WHAT IS REQUIRED: The listing must be reproduced in full, exactly as it stands.

(Stored items from a collection)
########################################

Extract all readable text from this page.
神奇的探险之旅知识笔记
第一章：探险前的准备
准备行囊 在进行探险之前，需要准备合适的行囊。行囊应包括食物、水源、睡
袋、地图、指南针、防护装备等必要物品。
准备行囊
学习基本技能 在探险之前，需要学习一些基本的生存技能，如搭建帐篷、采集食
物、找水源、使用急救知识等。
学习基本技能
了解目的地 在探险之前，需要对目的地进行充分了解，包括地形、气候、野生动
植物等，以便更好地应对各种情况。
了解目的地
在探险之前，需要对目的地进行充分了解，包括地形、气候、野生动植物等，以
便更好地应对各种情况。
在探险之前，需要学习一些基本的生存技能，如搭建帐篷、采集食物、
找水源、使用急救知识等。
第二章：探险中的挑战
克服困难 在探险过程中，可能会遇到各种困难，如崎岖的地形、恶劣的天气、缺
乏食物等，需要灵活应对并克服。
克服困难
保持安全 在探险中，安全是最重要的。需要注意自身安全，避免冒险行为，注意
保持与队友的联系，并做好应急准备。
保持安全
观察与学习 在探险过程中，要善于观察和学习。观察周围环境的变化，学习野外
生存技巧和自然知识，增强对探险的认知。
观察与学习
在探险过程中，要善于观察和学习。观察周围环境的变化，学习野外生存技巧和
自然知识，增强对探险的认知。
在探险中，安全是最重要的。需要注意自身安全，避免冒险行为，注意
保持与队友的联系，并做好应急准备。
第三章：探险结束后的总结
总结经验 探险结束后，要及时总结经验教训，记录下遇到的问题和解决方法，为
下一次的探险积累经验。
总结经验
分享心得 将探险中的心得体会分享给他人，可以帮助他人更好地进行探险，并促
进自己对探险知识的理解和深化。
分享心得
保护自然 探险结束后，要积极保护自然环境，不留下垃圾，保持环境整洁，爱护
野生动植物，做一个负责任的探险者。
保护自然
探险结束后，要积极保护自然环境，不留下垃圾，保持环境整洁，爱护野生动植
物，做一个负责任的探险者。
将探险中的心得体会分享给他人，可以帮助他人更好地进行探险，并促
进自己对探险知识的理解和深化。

########################################

EXERCISE OUTPUT:
Extract all readable text from this page.
神奇的探险之旅知识笔记
第一章：探险前的准备
准备行囊 在进行探险之前，需要准备合适的行囊。行囊应包括食物、水源、睡
袋、地图、指南针、防护装备等必要物品。
准备行囊
学习基本技能 在探险之前，需要学习一些基本的生存技能，如搭建帐篷、采集食
物、找水源、使用急救知识等。
学习基本技能
了解目的地 在探险之前，需要对目的地进行充分了解，包括地形、气候、野生动
植物等，以便更好地应对各种情况。
了解目的地
在探险之前，需要对目的地进行充分了解，包括地形、气候、野生动植物等，以
便更好地应对各种情况。
在探险之前，需要学习一些基本的生存技能，如搭建帐篷、采集食物、
找水源、使用急救知识等。
第二章：探险中的挑战
克服困难 在探险过程中，可能会遇到各种困难，如崎岖的地形、恶劣的天气、缺
乏食物等，需要灵活应对并克服。
克服困难
保持安全 在探险中，安全是最重要的。需要注意自身安全，避免冒险行为，注意
保持与队友的联系，并做好应急准备。
保持安全
观察与学习 在探险过程中，要善于观察和学习。观察周围环境的变化，学习野外
生存技巧和自然知识，增强对探险的认知。
观察与学习
在探险过程中，要善于观察和学习。观察周围环境的变化，学习野外生存技巧和
自然知识，增强对探险的认知。
在探险中，安全是最重要的。需要注意自身安全，避免冒险行为，注意
保持与队友的联系，并做好应急准备。
第三章：探险结束后的总结
总结经验 探险结束后，要及时总结经验教训，记录下遇到的问题和解决方法，为
下一次的探险积累经验。
总结经验
分享心得 将探险中的心得体会分享给他人，可以帮助他人更好地进行探险，并促
进自己对探险知识的理解和深化。
分享心得
保护自然 探险结束后，要积极保护自然环境，不留下垃圾，保持环境整洁，爱护
野生动植物，做一个负责任的探险者。
保护自然
探险结束后，要积极保护自然环境，不留下垃圾，保持环境整洁，爱护野生动植
物，做一个负责任的探险者。
将探险中的心得体会分享给他人，可以帮助他人更好地进行探险，并促
进自己对探险知识的理解和深化。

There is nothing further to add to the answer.